Select and copy every line of the material below that contains the string "each". Case counts.
====================
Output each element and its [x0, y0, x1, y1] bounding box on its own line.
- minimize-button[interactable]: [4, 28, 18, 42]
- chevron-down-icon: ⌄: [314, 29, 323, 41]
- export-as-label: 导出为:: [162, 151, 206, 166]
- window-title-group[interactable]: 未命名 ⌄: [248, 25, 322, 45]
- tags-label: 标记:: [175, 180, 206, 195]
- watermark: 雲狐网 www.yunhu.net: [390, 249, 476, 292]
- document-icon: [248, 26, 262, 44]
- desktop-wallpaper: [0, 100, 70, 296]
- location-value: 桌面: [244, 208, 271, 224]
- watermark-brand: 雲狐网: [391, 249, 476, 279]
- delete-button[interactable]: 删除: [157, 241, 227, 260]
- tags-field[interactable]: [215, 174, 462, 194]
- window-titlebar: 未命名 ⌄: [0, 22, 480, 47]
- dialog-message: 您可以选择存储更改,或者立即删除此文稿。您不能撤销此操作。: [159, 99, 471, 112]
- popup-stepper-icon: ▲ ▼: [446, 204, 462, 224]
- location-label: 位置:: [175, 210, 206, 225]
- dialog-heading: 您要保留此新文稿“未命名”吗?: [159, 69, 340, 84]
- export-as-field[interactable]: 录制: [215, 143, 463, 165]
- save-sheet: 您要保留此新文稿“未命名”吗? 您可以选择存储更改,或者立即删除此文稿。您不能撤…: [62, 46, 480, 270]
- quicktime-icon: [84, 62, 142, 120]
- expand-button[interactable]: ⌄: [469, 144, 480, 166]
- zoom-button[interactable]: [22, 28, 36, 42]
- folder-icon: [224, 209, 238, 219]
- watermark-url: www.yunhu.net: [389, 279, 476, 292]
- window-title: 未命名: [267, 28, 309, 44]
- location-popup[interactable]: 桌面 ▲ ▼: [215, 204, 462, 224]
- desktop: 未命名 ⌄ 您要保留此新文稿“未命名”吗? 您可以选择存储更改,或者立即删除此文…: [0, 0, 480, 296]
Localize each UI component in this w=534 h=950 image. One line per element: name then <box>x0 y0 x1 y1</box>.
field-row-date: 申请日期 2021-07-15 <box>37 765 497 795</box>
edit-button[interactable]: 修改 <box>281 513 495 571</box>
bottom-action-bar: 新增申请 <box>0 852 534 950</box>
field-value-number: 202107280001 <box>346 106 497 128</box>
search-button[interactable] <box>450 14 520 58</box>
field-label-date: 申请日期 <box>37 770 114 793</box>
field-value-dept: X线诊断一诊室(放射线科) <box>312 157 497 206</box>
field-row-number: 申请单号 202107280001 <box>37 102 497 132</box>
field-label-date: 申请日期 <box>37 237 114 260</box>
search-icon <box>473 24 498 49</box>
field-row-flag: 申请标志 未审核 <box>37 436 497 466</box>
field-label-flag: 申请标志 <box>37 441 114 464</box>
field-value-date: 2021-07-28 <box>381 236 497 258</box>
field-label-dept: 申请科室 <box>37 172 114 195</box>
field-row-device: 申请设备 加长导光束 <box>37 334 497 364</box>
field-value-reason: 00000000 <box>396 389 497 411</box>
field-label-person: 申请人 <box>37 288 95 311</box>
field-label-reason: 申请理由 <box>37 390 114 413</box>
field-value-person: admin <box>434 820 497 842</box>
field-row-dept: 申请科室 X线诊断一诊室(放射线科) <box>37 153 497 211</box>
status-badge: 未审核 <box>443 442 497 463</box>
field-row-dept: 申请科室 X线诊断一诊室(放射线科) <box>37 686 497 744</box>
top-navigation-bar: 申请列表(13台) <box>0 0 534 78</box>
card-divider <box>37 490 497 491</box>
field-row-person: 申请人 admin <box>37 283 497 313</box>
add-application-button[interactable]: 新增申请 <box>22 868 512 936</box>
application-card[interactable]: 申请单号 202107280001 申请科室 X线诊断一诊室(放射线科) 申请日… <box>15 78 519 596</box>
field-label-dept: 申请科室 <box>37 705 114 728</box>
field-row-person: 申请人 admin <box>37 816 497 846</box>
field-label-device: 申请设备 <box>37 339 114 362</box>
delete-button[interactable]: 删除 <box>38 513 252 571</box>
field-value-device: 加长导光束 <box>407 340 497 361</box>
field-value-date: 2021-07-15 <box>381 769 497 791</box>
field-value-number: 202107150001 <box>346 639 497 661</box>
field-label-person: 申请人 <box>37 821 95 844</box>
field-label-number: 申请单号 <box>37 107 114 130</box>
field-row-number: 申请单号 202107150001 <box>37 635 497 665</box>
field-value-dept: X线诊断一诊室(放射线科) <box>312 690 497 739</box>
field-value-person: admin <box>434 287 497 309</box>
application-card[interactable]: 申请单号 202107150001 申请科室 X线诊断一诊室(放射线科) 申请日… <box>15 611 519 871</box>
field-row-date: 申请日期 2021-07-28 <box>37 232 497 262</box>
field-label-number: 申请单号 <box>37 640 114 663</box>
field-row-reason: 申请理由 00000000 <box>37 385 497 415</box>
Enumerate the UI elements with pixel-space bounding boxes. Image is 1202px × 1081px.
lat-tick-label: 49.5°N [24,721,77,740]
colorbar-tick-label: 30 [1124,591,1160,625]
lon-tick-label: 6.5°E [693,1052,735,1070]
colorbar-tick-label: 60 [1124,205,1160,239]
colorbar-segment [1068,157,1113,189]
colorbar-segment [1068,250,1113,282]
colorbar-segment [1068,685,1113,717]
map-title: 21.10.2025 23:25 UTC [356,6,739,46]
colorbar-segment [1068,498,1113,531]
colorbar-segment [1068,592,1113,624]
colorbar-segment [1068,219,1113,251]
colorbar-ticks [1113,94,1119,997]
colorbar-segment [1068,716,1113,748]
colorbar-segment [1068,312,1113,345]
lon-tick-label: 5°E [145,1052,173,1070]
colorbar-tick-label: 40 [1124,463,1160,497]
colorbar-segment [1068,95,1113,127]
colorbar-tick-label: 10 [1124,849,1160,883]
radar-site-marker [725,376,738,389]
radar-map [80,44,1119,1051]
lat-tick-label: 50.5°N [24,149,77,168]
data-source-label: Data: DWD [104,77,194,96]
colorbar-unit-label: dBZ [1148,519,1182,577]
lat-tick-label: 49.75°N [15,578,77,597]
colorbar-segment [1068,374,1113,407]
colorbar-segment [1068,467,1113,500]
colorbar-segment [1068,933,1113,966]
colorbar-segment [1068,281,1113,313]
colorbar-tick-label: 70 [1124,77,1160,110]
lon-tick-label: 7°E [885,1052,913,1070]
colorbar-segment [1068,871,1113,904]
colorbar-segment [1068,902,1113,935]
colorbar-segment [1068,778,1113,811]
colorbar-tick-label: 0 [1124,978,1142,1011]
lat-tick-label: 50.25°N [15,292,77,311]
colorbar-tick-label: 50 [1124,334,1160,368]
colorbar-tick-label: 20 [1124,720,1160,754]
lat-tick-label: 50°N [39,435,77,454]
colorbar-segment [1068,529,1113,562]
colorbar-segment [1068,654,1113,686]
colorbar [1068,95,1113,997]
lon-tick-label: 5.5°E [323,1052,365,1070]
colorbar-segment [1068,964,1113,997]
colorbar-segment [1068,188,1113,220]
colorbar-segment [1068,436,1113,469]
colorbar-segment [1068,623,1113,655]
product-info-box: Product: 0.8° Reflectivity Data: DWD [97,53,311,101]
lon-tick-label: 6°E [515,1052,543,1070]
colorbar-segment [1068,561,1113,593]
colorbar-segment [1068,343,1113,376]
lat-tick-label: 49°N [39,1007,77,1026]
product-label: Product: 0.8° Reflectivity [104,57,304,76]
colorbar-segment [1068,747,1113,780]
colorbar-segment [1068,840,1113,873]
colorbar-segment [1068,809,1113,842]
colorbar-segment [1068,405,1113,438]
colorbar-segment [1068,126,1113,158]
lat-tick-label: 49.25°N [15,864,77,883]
====================
→ Written response
Output each element and its [x0, y0, x1, y1] bounding box on its own line.
Localize each UI component in this w=534 h=950 image. One line per element: name then <box>x0 y0 x1 y1</box>.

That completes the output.